Data records »
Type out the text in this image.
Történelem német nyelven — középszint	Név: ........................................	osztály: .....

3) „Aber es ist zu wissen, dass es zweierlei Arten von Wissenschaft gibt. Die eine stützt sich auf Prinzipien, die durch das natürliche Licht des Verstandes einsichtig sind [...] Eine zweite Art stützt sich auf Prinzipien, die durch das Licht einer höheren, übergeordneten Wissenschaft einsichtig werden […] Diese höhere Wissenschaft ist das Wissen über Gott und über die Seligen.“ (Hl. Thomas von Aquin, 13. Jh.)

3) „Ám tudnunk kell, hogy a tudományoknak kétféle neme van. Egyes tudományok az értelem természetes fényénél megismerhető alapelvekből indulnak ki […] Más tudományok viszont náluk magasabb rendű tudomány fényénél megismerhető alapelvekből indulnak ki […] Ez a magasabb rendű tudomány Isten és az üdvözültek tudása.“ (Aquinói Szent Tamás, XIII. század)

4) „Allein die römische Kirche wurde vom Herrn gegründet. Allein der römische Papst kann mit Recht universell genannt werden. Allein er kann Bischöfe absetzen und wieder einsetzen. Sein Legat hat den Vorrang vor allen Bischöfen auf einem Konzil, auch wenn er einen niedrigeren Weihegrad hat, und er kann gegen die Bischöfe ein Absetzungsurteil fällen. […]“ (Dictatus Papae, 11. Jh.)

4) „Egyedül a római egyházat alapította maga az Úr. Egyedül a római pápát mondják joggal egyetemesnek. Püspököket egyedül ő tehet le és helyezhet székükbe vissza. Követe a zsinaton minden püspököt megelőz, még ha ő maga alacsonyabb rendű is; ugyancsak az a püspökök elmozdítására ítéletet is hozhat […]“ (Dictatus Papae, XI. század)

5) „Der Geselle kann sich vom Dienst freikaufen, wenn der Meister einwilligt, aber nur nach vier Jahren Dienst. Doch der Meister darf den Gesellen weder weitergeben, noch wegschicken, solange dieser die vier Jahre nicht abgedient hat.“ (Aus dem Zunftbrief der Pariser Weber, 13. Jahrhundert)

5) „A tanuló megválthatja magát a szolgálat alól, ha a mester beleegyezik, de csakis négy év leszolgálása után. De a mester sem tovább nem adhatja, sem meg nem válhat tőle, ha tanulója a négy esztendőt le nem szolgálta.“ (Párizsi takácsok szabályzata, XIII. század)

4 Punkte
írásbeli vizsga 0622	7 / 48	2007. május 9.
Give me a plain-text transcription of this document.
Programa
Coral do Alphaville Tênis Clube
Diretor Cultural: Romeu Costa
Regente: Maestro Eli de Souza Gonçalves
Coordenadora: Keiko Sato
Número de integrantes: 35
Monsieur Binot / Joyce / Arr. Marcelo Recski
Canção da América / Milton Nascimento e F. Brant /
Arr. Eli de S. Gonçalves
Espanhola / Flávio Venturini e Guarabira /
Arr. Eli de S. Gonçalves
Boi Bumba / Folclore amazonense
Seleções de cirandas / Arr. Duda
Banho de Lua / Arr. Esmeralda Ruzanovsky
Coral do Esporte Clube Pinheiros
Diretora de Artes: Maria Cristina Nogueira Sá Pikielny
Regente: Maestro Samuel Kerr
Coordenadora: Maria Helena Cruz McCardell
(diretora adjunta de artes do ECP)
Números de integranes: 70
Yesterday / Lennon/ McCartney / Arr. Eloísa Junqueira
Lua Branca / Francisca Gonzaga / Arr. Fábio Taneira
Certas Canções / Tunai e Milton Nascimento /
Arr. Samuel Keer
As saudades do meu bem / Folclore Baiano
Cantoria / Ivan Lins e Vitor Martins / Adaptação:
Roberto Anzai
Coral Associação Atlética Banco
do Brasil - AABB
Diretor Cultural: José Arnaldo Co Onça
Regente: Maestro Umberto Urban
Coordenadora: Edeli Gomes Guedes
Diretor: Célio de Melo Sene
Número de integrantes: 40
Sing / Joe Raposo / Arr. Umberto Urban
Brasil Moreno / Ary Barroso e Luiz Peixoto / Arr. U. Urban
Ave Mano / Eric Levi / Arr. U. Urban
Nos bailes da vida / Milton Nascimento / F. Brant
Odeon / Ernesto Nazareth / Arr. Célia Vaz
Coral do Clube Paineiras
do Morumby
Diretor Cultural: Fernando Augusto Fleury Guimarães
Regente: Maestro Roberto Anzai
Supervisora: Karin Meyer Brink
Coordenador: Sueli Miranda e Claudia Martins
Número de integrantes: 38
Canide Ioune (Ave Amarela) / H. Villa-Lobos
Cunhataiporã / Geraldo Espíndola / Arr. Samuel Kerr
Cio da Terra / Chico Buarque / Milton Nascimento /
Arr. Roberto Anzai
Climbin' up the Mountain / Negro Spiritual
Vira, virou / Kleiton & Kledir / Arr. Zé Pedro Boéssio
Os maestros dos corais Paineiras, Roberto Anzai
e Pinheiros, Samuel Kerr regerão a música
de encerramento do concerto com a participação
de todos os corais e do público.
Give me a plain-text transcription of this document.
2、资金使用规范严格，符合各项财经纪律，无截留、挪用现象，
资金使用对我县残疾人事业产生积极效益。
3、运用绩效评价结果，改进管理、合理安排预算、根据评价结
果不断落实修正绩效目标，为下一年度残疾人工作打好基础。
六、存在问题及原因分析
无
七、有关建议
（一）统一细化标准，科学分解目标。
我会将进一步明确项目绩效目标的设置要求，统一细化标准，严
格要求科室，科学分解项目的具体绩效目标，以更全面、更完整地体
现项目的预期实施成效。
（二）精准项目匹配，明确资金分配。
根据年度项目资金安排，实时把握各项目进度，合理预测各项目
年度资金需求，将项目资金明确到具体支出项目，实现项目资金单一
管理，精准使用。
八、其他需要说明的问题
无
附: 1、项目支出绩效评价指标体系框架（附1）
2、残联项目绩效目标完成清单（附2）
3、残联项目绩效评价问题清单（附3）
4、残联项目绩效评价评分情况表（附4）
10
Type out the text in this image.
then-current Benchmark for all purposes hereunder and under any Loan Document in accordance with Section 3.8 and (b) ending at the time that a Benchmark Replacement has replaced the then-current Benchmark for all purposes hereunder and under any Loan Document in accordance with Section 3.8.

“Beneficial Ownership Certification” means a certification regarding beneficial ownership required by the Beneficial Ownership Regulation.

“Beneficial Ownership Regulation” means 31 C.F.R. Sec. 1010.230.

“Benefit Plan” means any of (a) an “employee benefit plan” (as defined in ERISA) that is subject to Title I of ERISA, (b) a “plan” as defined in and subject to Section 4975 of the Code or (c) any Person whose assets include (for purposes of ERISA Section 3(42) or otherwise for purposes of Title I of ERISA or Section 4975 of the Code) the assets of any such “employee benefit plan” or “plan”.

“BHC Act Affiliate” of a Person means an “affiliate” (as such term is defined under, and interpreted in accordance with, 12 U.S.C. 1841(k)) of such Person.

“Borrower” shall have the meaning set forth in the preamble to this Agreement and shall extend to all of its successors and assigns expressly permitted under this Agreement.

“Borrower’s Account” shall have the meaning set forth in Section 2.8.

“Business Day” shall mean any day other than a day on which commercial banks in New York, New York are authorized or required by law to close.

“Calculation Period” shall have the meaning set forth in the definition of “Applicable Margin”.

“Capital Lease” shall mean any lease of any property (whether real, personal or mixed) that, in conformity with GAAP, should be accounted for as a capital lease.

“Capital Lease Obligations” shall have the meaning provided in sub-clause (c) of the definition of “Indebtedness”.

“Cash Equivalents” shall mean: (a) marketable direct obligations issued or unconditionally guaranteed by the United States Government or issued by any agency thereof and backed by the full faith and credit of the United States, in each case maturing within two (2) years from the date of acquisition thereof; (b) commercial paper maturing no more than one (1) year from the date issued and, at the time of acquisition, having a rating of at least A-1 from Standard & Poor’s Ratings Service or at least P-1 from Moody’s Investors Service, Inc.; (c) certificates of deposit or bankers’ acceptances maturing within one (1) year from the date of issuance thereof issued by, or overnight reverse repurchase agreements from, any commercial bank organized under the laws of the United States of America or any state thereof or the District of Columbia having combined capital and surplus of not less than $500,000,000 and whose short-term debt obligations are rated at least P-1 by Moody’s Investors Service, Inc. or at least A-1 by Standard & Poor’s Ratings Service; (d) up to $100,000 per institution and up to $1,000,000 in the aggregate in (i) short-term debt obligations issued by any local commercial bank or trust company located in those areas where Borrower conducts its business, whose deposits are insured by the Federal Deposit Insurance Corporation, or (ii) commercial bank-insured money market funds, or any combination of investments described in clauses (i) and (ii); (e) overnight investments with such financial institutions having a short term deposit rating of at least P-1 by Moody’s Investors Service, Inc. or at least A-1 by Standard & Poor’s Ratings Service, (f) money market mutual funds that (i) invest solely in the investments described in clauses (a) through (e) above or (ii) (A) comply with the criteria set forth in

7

REQUIREMENTS »
Find each line holding "Anzai". Copy it out.

FULL RESPONSE »
Roberto Anzai
Regente: Maestro Roberto Anzai
Arr. Roberto Anzai
Os maestros dos corais Paineiras, Roberto Anzai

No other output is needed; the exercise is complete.